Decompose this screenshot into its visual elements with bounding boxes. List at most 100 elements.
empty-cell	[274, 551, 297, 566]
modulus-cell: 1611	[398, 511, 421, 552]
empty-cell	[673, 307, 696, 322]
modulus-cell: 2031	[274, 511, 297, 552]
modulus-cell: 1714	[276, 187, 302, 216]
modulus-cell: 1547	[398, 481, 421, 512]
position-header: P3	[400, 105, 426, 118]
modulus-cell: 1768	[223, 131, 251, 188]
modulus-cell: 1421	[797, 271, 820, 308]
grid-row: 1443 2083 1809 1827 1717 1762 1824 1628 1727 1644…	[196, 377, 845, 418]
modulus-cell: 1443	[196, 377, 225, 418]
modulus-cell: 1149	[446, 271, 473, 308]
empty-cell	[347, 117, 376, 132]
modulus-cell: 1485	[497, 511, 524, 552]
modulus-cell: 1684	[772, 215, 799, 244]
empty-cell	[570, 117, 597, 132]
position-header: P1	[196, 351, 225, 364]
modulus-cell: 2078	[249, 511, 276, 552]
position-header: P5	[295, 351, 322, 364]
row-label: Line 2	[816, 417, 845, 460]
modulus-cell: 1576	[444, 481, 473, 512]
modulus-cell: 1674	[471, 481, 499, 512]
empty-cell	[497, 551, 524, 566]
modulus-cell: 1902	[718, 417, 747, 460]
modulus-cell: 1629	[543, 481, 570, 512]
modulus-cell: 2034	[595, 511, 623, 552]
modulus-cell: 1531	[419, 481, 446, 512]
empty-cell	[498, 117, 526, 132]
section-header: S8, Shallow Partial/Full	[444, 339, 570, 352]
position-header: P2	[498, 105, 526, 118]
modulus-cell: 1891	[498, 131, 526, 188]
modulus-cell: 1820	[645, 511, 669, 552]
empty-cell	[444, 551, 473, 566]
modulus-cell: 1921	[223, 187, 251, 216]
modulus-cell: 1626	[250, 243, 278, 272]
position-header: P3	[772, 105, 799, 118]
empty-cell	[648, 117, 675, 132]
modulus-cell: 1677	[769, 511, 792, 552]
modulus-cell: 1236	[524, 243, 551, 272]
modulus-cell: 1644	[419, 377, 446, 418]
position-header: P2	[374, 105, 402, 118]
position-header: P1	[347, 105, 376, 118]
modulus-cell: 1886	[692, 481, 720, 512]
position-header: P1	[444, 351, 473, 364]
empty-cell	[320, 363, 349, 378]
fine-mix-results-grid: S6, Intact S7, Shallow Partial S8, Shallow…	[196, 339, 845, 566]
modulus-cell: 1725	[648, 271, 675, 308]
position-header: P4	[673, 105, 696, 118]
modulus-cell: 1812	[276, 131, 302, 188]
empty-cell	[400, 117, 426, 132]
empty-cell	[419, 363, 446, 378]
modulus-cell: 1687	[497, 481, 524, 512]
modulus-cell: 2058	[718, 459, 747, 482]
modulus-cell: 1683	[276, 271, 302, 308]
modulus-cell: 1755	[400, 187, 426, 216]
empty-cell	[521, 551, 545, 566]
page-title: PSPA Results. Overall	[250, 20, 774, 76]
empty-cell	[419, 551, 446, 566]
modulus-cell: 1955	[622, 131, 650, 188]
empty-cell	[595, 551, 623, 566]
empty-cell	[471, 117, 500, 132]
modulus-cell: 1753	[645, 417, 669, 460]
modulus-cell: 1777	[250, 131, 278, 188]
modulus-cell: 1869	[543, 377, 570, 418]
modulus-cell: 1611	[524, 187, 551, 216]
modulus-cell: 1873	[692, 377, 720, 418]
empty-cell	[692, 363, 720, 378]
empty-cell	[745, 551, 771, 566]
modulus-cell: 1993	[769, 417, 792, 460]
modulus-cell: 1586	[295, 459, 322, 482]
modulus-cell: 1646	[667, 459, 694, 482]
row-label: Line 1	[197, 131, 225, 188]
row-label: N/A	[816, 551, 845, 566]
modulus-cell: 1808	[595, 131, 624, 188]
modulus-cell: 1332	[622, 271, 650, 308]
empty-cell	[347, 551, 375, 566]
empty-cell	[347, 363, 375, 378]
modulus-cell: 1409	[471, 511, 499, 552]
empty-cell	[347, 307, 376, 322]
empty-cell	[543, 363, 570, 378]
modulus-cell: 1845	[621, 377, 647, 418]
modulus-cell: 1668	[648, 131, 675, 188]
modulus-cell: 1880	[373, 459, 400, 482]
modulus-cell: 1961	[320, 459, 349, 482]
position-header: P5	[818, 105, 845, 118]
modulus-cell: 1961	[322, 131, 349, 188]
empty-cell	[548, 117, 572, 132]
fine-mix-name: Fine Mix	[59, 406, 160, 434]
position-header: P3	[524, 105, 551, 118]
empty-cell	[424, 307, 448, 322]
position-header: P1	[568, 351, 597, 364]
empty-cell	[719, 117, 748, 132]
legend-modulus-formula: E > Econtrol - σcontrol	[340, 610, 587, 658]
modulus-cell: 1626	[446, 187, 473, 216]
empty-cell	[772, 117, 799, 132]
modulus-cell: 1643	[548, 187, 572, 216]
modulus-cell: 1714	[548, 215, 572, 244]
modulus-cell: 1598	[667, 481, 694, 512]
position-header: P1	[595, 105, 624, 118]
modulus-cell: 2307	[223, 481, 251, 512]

_PROBLEM:_
Copy out the items above exactly, from the first line through the line containing "105, 426, 118]", including that line.

_RESULT FOR THIS EXERCISE:_
Decompose this screenshot into its visual elements with bounding boxes. List at most 100 elements.
empty-cell	[274, 551, 297, 566]
modulus-cell: 1611	[398, 511, 421, 552]
empty-cell	[673, 307, 696, 322]
modulus-cell: 2031	[274, 511, 297, 552]
modulus-cell: 1714	[276, 187, 302, 216]
modulus-cell: 1547	[398, 481, 421, 512]
position-header: P3	[400, 105, 426, 118]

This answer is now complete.